┌─ Text section

Auto stat name convention: _WA_Sys_prefix. * In our example: _WA_Sys_00000002_AA7DA731, 00000002 – Column ordinal position, AA7DA731 – Hexadecimal #Temp table ObjectID.SELECT CAST(0xAA7DA731 as INTEGER) /* Object_id = -1434605775 */ - The SELECT query is now recompiled and executed.
- (Batch execution successfully completed)
*NOTE: _WA – Stands for Waterloo, Canada(Sybase, the Father of Sql Server was developed in Waterloo) . This is mentioned in 70-462.
Clear Profiler’s trace and execute the same stored procedure, this time with parameter ‘A’
EXEC testTempTableStats @StartsWith = N'A';
Strangely enough, the statistical information (header and histogram) is totally wrong. i.e Table carnality should be 100, not 10 and the histogram steps should show product names that start with ‘A’ not ‘C’.
Figure 6 – Profiler, No query recompiles
The trace shows no recompiles due to schema changes(CREATE TABLE #Temp) and no stat. updates. From the optimality point of view, the Query engine executed the first query(input param ‘C’). The result set is correct, but it seems that everything else is wrong. The first question is why we are missing recompiles due to schema changes (a brand new temp table was created and populated with the new values). The second question is why the auto-created statistics on the temp table were never updated. Is this why our query never gets recompiled due to plan optimality-related reasons.
Temporary tables caching
The temp table caching mechanism may explain the lack of schema-related recompiles in the previous example. This may also explain the stale statistics.
The caching feature was introduced in SQL Server 2005. This functionality provides the caching of temporary objects(temp tables, table variables, and TVFs) across repeated calls of routines(Stored procedures, triggers, and UDFs).

└─

◆ Challenge 1 ◆
Answer these questions from the text on temp table statistics:
(a) What does the prefix _WA stand for?
(b) What parameter value was passed when the stored procedure ran the second time?
(c) In which SQL Server version was the caching feature introduced?

┌─ Entries

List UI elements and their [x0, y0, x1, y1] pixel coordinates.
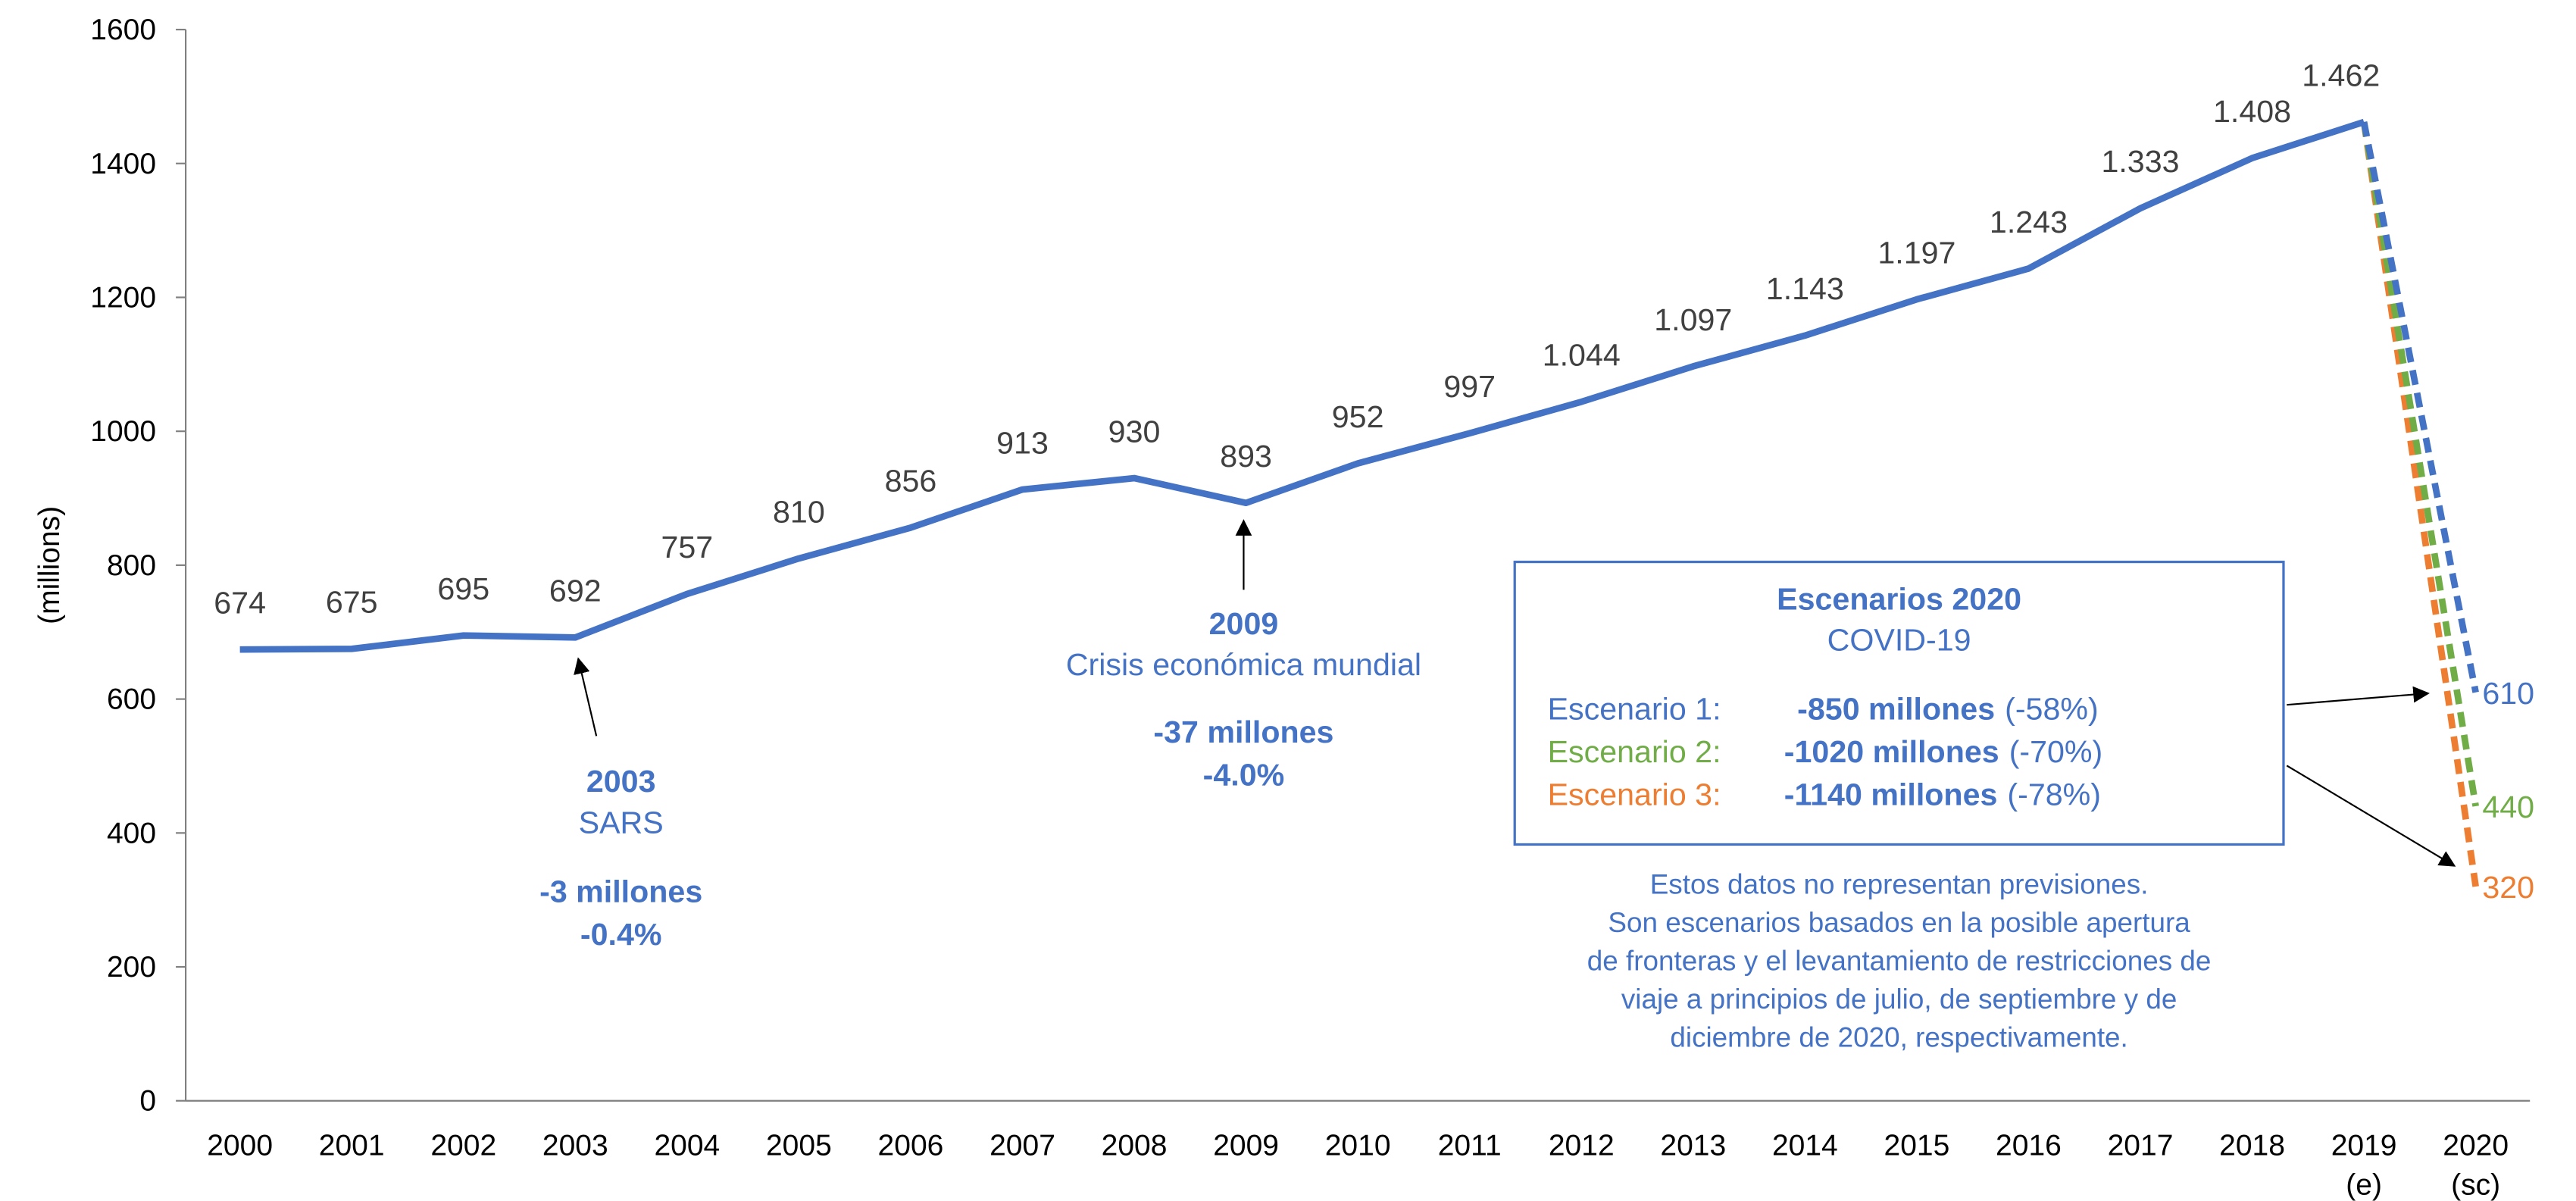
scenario-amount: -1020 millones	[1784, 734, 1999, 769]
data-label: 930	[1108, 414, 1161, 449]
series-line	[239, 118, 2365, 653]
x-tick-label: 2010	[1325, 1129, 1391, 1162]
data-label: 757	[661, 530, 713, 565]
annotation-subtitle: SARS	[579, 805, 664, 840]
y-tick-label: 1000	[90, 415, 156, 448]
data-label: 1.197	[1877, 235, 1955, 270]
annotation-title: 2003	[586, 764, 656, 799]
scenario-amount: -1140 millones	[1784, 777, 1998, 812]
x-tick-label: 2012	[1549, 1129, 1615, 1162]
x-tick-label: 2001	[319, 1129, 385, 1162]
data-label: 893	[1220, 439, 1272, 474]
scenario-pct: (-78%)	[2007, 777, 2101, 812]
x-tick-label: 2011	[1438, 1129, 1502, 1162]
data-label: 1.097	[1654, 302, 1732, 337]
x-tick-label: 2018	[2219, 1129, 2285, 1162]
annotation-line: -0.4%	[580, 917, 662, 952]
data-label: 610	[2482, 676, 2534, 711]
y-tick-label: 0	[139, 1085, 156, 1118]
note-line: Son escenarios basados en la posible ape…	[1608, 907, 2190, 938]
data-label: 913	[996, 425, 1049, 460]
scenario-box	[1513, 560, 2285, 846]
data-label: 1.243	[1990, 205, 2068, 239]
scenario-name: Escenario 2:	[1548, 734, 1721, 769]
scenario-amount: -850 millones	[1797, 692, 1995, 727]
scenario-row: Escenario 2: -1020 millones (-70%)	[1548, 734, 2103, 769]
annotation-subtitle: Crisis económica mundial	[1066, 647, 1421, 682]
box-subtitle: COVID-19	[1827, 623, 1971, 658]
note-line: diciembre de 2020, respectivamente.	[1670, 1022, 2127, 1053]
data-label: 1.143	[1766, 271, 1844, 306]
data-label: 810	[773, 494, 825, 529]
x-tick-label: 2006	[878, 1129, 944, 1162]
arrow	[2286, 765, 2456, 867]
x-tick-label: 2017	[2108, 1129, 2174, 1162]
x-tick-label: 2008	[1102, 1129, 1168, 1162]
data-label: 674	[214, 586, 266, 621]
data-label: 856	[885, 464, 937, 499]
data-label: 1.462	[2302, 58, 2380, 92]
data-label: 440	[2482, 790, 2534, 824]
scenario-pct: (-58%)	[2005, 692, 2099, 727]
data-label: 952	[1332, 399, 1384, 434]
scenario-name: Escenario 3:	[1548, 777, 1721, 812]
note-line: viaje a principios de julio, de septiemb…	[1621, 984, 2177, 1015]
note-line: Estos datos no representan previsiones.	[1650, 869, 2149, 900]
annotation-line: -37 millones	[1153, 715, 1333, 749]
x-tick-label: 2007	[989, 1129, 1055, 1162]
arrow	[2287, 686, 2430, 706]
y-axis-label: (millions)	[33, 506, 66, 624]
annotation-line: -4.0%	[1203, 757, 1285, 792]
x-tick-label: 2009	[1213, 1129, 1279, 1162]
y-tick-label: 800	[107, 549, 156, 582]
y-tick-label: 1600	[90, 14, 156, 46]
y-tick-label: 200	[107, 951, 156, 984]
scenario-row: Escenario 3: -1140 millones (-78%)	[1548, 777, 2101, 812]
data-label: 692	[549, 574, 602, 608]
scenario-pct: (-70%)	[2009, 734, 2103, 769]
data-label: 1.333	[2101, 144, 2179, 179]
y-tick-label: 400	[107, 817, 156, 849]
annotation-line: -3 millones	[539, 874, 702, 909]
x-tick-label: 2005	[766, 1129, 832, 1162]
y-tick-label: 600	[107, 683, 156, 716]
y-tick-label: 1400	[90, 148, 156, 180]
box-title: Escenarios 2020	[1777, 581, 2021, 616]
data-label: 1.044	[1543, 338, 1621, 373]
data-label: 320	[2482, 870, 2534, 905]
data-label: 675	[326, 585, 378, 620]
x-tick-label: 2002	[430, 1129, 496, 1162]
scenario-name: Escenario 1:	[1548, 692, 1721, 727]
x-tick-label: 2015	[1884, 1129, 1950, 1162]
scenario-line	[2360, 121, 2479, 807]
data-label: 997	[1443, 369, 1496, 404]
x-tick-label: 2016	[1996, 1129, 2062, 1162]
data-label: 695	[437, 571, 489, 606]
scenario-line	[2360, 121, 2479, 693]
arrow	[574, 657, 598, 737]
x-tick-label: 2003	[542, 1129, 608, 1162]
note-line: de fronteras y el levantamiento de restr…	[1587, 946, 2212, 977]
x-tick-label: 2020 (sc)	[2443, 1129, 2509, 1201]
x-tick-label: 2014	[1772, 1129, 1838, 1162]
scenario-row: Escenario 1: -850 millones (-58%)	[1548, 692, 2099, 727]
x-tick-label: 2004	[654, 1129, 720, 1162]
data-label: 1.408	[2213, 94, 2291, 129]
x-tick-label: 2013	[1660, 1129, 1726, 1162]
x-tick-label: 2019 (e)	[2331, 1129, 2397, 1201]
x-tick-label: 2000	[207, 1129, 273, 1162]
y-tick-label: 1200	[90, 281, 156, 314]
annotation-title: 2009	[1209, 606, 1279, 641]
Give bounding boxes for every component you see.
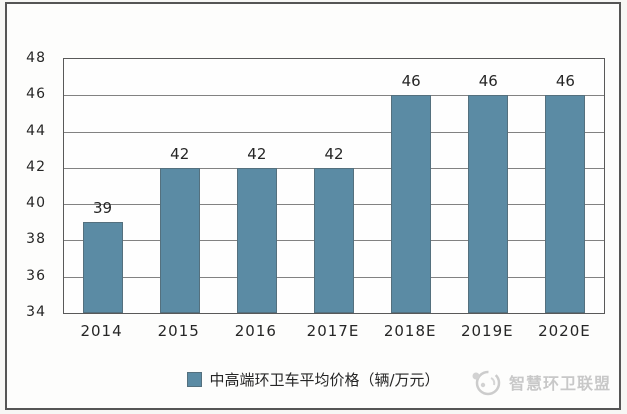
bar-2020E — [545, 95, 586, 313]
y-tick-label-34: 34 — [26, 304, 46, 320]
x-tick-label-2016: 2016 — [234, 322, 277, 340]
bar-value-label: 42 — [247, 144, 267, 163]
bar-2016 — [236, 167, 277, 313]
x-tick-label-2018E: 2018E — [383, 322, 437, 340]
bar-value-label: 46 — [401, 72, 421, 91]
watermark-text: 智慧环卫联盟 — [508, 374, 611, 393]
x-tick-label-2019E: 2019E — [460, 322, 514, 340]
y-tick-label-48: 48 — [26, 50, 46, 66]
x-tick-label-2014: 2014 — [80, 322, 123, 340]
gridline-44 — [64, 131, 604, 133]
y-axis-labels: 34 36 38 40 42 44 46 48 — [0, 50, 54, 320]
x-tick-label-2020E: 2020E — [538, 322, 591, 340]
gridline-46 — [64, 95, 604, 97]
y-tick-label-38: 38 — [26, 231, 46, 248]
plot-area: 39 42 42 42 46 46 46 — [63, 58, 605, 314]
bar-value-label: 46 — [555, 72, 575, 91]
x-tick-label-2017E: 2017E — [306, 322, 360, 340]
bar-2018E — [391, 95, 432, 313]
legend-label: 中高端环卫车平均价格（辆/万元） — [209, 371, 440, 389]
bar-value-label: 42 — [170, 144, 190, 163]
bar-2019E — [468, 95, 509, 313]
bar-2017E — [314, 167, 354, 313]
y-tick-label-36: 36 — [26, 267, 46, 284]
bar-value-label: 46 — [478, 72, 498, 91]
legend: 中高端环卫车平均价格（辆/万元） — [0, 369, 627, 390]
y-tick-label-46: 46 — [26, 86, 46, 103]
y-tick-label-42: 42 — [26, 158, 46, 175]
y-tick-label-40: 40 — [26, 195, 46, 212]
legend-marker-icon — [187, 372, 203, 387]
bar-2015 — [159, 167, 200, 313]
bar-value-label: 42 — [324, 144, 344, 163]
y-tick-label-44: 44 — [26, 122, 46, 139]
watermark-logo-icon — [472, 370, 501, 396]
bar-value-label: 39 — [93, 199, 113, 218]
x-tick-label-2015: 2015 — [157, 322, 200, 340]
x-axis-labels: 2014 2015 2016 2017E 2018E 2019E 2020E — [63, 322, 603, 342]
watermark: 智慧环卫联盟 — [469, 364, 611, 400]
bar-2014 — [82, 222, 123, 313]
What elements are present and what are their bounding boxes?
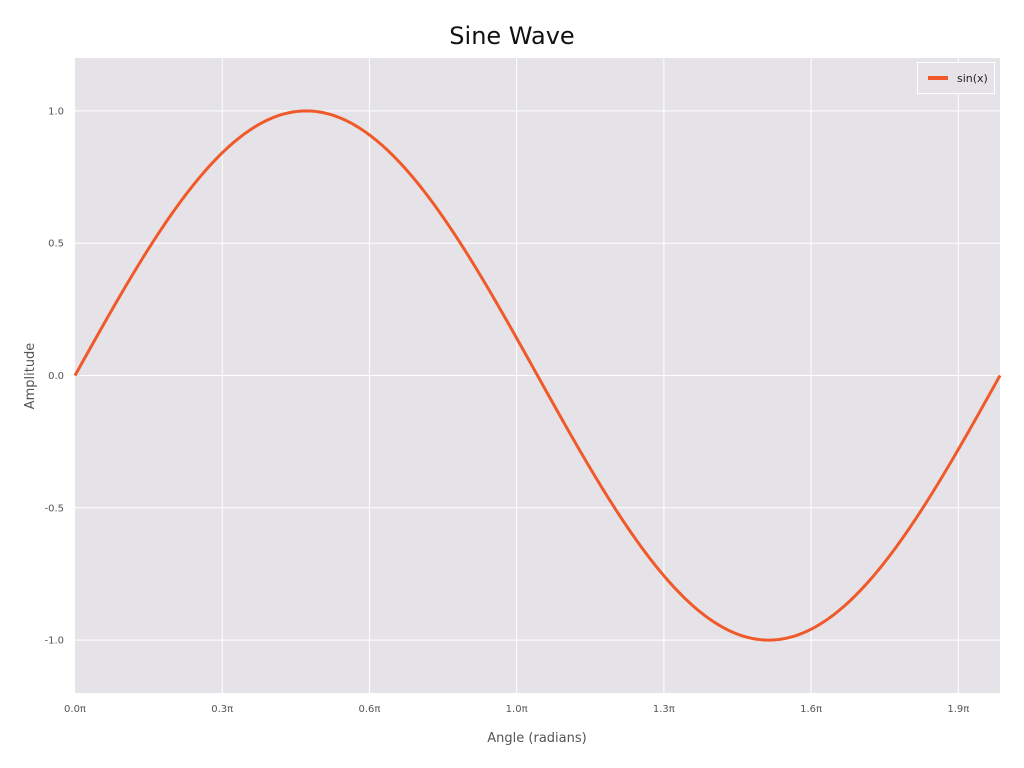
y-tick-label: -0.5 [44, 503, 64, 514]
y-axis-label: Amplitude [23, 343, 38, 410]
x-tick-label: 1.0π [506, 704, 528, 715]
x-tick-label: 0.0π [64, 704, 86, 715]
x-tick-label: 0.3π [211, 704, 233, 715]
y-tick-label: 0.5 [48, 239, 64, 250]
x-axis-ticks: 0.0π 0.3π 0.6π 1.0π 1.3π 1.6π 1.9π [64, 704, 969, 715]
legend-swatch-icon [928, 76, 948, 80]
legend-label: sin(x) [957, 71, 988, 85]
x-tick-label: 0.6π [358, 704, 380, 715]
chart-title: Sine Wave [449, 22, 575, 50]
grid-lines [75, 58, 1000, 693]
x-axis-label: Angle (radians) [487, 731, 586, 746]
y-axis-ticks: 1.0 0.5 0.0 -0.5 -1.0 [44, 106, 64, 646]
y-tick-label: -1.0 [44, 636, 64, 647]
x-tick-label: 1.3π [653, 704, 675, 715]
sine-line [73, 109, 1002, 642]
y-tick-label: 1.0 [48, 106, 64, 117]
legend: sin(x) [917, 62, 995, 94]
x-tick-label: 1.6π [800, 704, 822, 715]
x-tick-label: 1.9π [947, 704, 969, 715]
y-tick-label: 0.0 [48, 371, 64, 382]
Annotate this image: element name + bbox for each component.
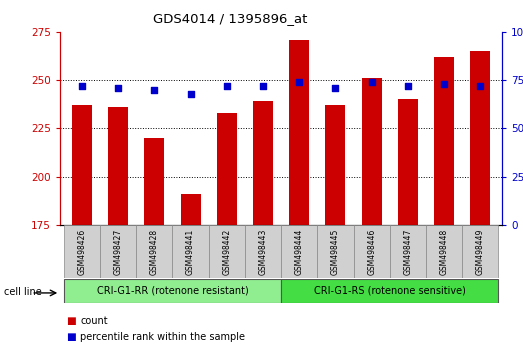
Text: ■: ■ [66,332,76,342]
Bar [72,105,92,225]
Bar [173,225,209,278]
Bar [462,225,498,278]
Bar [426,225,462,278]
Point [186,91,195,96]
Point [295,79,303,85]
Bar [470,51,490,225]
Text: GSM498426: GSM498426 [77,229,86,275]
Bar [289,40,309,225]
Text: GSM498445: GSM498445 [331,228,340,275]
Bar [108,107,128,225]
Bar [100,225,136,278]
Bar [209,225,245,278]
Bar [390,225,426,278]
Text: GSM498444: GSM498444 [295,228,304,275]
Bar [325,105,345,225]
Text: GSM498428: GSM498428 [150,229,159,275]
Text: GSM498447: GSM498447 [403,228,413,275]
Bar [180,194,200,225]
Point [78,83,86,89]
Bar [434,57,454,225]
Point [368,79,376,85]
Bar [281,225,317,278]
Text: GSM498449: GSM498449 [476,228,485,275]
Bar [64,279,281,303]
Bar [317,225,354,278]
Point [440,81,448,87]
Point [476,83,484,89]
Text: GSM498448: GSM498448 [440,229,449,275]
Text: CRI-G1-RR (rotenone resistant): CRI-G1-RR (rotenone resistant) [97,286,248,296]
Text: ■: ■ [66,316,76,326]
Point [114,85,122,91]
Point [259,83,267,89]
Bar [136,225,173,278]
Bar [217,113,237,225]
Text: GDS4014 / 1395896_at: GDS4014 / 1395896_at [153,12,308,25]
Bar [281,279,498,303]
Point [404,83,412,89]
Text: GSM498441: GSM498441 [186,229,195,275]
Bar [362,78,382,225]
Text: count: count [80,316,108,326]
Text: CRI-G1-RS (rotenone sensitive): CRI-G1-RS (rotenone sensitive) [314,286,465,296]
Bar [398,99,418,225]
Point [331,85,339,91]
Text: GSM498427: GSM498427 [113,229,122,275]
Text: GSM498442: GSM498442 [222,229,231,275]
Bar [64,225,100,278]
Text: percentile rank within the sample: percentile rank within the sample [80,332,245,342]
Bar [253,101,273,225]
Text: GSM498443: GSM498443 [258,228,267,275]
Point [150,87,158,93]
Bar [245,225,281,278]
Text: GSM498446: GSM498446 [367,228,376,275]
Point [223,83,231,89]
Bar [354,225,390,278]
Text: cell line: cell line [4,287,42,297]
Bar [144,138,164,225]
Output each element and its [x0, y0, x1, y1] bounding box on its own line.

└─

◆ Challenge 2 ◆
Copy the entries from the line containing "y-tick-label: -0.5 [44, 503, 64, 514]" down to the line containing "y-tick-label: 0.5 [48, 239, 64, 250]", including both of those lines.

◆ Exercise answer 1 ◆
(a) Waterloo, Canada
(b) 'A'
(c) SQL Server 2005

◆ Exercise answer 2 ◆
y-tick-label: -0.5 [44, 503, 64, 514]
y-axis-label: Amplitude [23, 343, 38, 410]
x-tick-label: 1.0π [506, 704, 528, 715]
x-tick-label: 0.0π [64, 704, 86, 715]
x-tick-label: 0.3π [211, 704, 233, 715]
y-tick-label: 0.5 [48, 239, 64, 250]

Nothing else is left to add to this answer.